# AIM:
Identify each line below containing the string "중랑구을" and copy it.

# INPUT:

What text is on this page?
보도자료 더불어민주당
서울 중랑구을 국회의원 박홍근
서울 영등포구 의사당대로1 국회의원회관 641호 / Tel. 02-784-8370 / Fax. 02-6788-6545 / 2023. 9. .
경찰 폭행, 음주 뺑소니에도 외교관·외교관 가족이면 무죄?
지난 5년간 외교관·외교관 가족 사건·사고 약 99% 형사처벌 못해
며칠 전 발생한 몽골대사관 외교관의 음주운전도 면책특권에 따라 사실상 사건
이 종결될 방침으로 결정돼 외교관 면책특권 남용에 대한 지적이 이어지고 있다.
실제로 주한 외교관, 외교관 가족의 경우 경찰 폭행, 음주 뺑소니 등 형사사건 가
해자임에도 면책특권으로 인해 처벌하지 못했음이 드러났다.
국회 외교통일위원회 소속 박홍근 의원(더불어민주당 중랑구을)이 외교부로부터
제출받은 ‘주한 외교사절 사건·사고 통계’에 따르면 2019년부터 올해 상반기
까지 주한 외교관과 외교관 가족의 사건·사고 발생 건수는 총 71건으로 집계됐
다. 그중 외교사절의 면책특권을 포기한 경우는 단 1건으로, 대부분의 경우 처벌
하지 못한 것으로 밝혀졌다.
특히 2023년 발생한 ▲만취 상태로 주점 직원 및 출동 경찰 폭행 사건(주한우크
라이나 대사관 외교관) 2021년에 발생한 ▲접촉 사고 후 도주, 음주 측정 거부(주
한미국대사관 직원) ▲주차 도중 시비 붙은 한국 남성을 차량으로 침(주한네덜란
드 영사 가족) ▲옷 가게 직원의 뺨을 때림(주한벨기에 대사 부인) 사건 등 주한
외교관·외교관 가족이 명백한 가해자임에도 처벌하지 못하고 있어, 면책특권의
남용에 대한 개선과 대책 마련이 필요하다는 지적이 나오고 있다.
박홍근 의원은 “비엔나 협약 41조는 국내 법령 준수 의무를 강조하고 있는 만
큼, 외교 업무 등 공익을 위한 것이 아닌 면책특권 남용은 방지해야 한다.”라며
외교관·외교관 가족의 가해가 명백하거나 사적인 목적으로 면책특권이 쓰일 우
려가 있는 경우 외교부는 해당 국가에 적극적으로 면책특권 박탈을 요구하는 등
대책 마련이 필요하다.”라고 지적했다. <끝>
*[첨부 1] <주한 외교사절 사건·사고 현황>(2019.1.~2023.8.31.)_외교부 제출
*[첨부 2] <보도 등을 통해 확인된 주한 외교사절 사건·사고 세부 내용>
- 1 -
---
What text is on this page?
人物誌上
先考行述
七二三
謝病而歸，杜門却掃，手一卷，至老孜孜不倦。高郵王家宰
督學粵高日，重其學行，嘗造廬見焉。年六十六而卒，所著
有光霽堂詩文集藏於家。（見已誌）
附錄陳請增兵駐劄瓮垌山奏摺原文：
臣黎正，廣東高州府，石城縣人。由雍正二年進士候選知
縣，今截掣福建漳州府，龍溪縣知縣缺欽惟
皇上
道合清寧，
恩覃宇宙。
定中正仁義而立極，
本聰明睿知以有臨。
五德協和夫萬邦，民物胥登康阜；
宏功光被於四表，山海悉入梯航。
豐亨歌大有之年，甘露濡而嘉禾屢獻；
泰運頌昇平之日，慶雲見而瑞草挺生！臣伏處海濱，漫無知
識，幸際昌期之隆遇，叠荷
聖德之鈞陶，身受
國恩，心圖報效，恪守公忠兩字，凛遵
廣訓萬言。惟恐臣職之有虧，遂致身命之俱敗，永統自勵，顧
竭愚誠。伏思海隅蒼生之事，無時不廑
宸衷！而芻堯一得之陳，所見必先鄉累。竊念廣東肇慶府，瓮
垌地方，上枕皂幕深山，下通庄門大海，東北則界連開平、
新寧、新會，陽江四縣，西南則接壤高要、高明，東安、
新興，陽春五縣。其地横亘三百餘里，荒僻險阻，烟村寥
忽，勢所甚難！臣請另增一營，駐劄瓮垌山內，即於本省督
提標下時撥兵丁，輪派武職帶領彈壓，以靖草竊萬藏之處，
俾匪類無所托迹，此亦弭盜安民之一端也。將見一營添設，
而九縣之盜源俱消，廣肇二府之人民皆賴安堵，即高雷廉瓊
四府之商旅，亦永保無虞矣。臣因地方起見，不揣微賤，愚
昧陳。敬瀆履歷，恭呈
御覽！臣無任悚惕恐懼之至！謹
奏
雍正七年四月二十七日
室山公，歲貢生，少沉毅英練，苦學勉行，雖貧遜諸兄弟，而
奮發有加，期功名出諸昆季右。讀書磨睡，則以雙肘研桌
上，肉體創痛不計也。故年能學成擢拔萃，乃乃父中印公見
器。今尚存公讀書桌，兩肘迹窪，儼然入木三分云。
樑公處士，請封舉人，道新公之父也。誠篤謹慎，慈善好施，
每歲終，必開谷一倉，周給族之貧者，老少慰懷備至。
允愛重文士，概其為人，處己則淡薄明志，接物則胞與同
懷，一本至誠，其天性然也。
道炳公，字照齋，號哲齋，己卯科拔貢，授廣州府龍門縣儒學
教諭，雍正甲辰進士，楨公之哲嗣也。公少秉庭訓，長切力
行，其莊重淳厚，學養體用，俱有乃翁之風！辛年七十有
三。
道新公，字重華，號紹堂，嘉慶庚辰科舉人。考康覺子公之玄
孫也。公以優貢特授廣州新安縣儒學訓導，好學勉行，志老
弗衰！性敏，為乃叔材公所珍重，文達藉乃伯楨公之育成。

# THE SOLUTION:
서울 중랑구을 국회의원 박홍근
국회 외교통일위원회 소속 박홍근 의원(더불어민주당 중랑구을)이 외교부로부터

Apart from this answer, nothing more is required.